* start *

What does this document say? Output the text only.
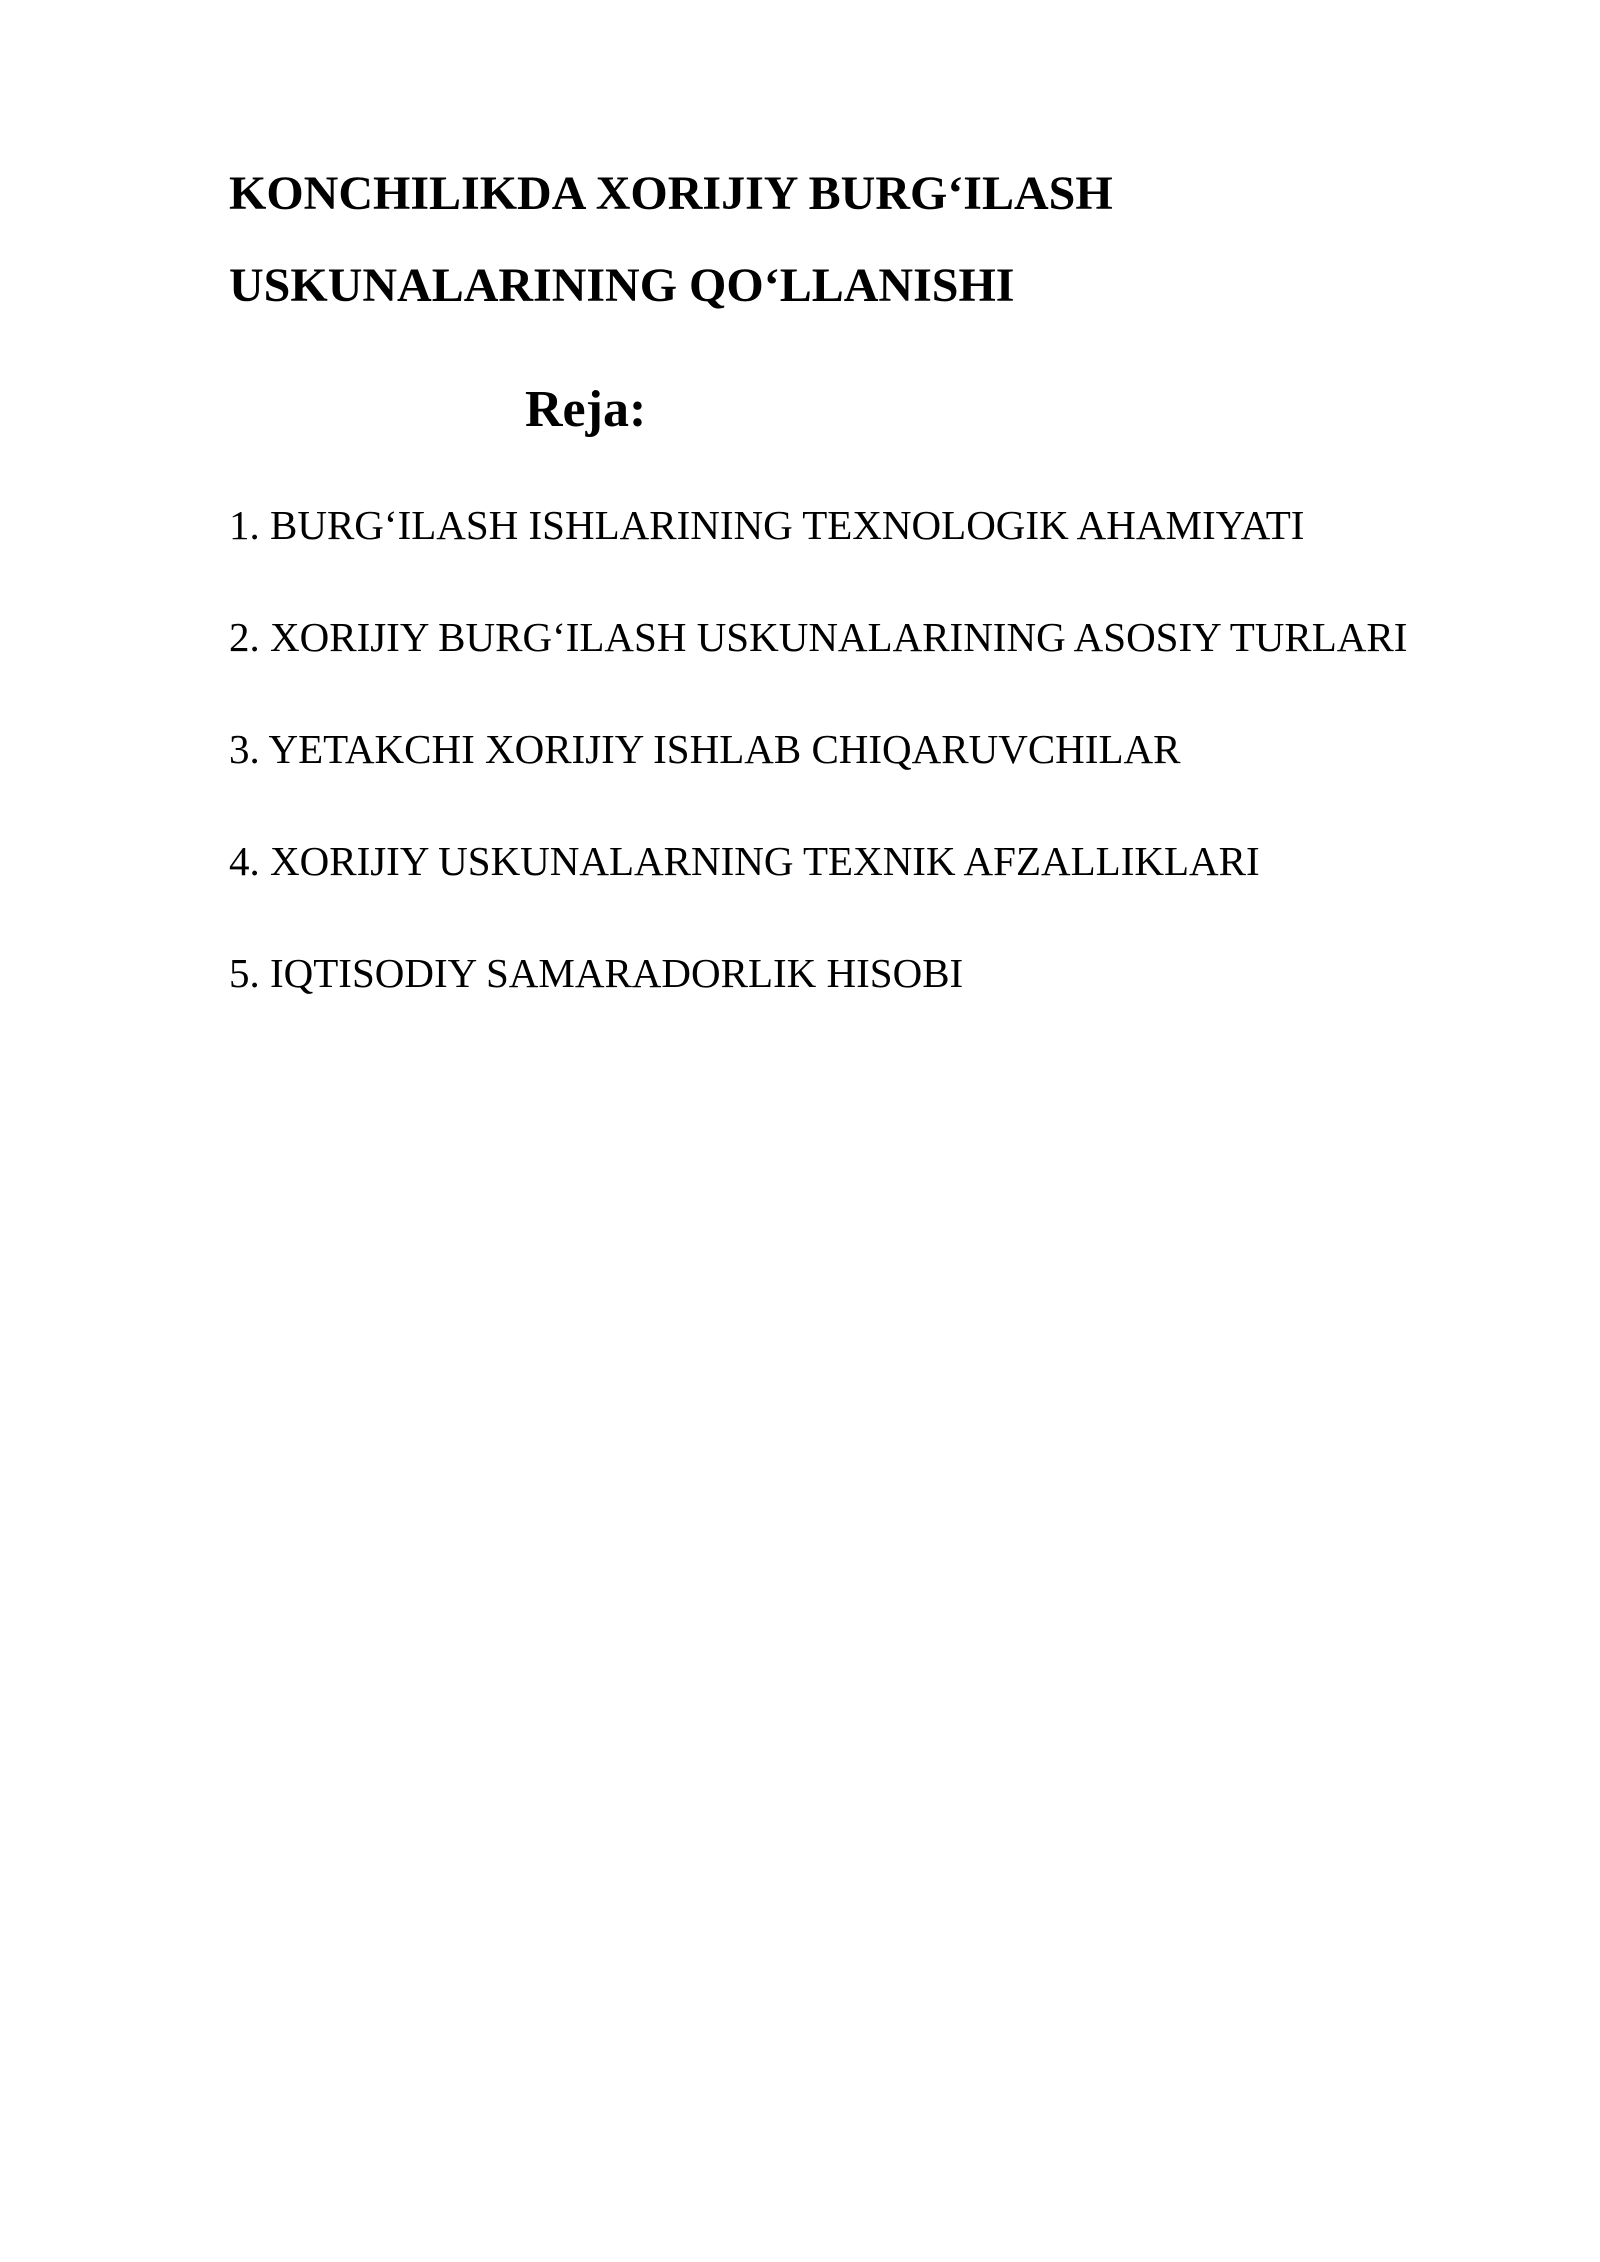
KONCHILIKDA XORIJIY BURG‘ILASH
USKUNALARINING QO‘LLANISHI
Reja:
1. BURG‘ILASH ISHLARINING TEXNOLOGIK AHAMIYATI
2. XORIJIY BURG‘ILASH USKUNALARINING ASOSIY TURLARI
3. YETAKCHI XORIJIY ISHLAB CHIQARUVCHILAR
4. XORIJIY USKUNALARNING TEXNIK AFZALLIKLARI
5. IQTISODIY SAMARADORLIK HISOBI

* end *

Return the material word for word. Pictures are not part of the copy.

* [RESPONSE BELOW]:
What does this document say? Output the text only.
KONCHILIKDA XORIJIY BURG‘ILASH
USKUNALARINING QO‘LLANISHI
Reja:
1. BURG‘ILASH ISHLARINING TEXNOLOGIK AHAMIYATI
2. XORIJIY BURG‘ILASH USKUNALARINING ASOSIY TURLARI
3. YETAKCHI XORIJIY ISHLAB CHIQARUVCHILAR
4. XORIJIY USKUNALARNING TEXNIK AFZALLIKLARI
5. IQTISODIY SAMARADORLIK HISOBI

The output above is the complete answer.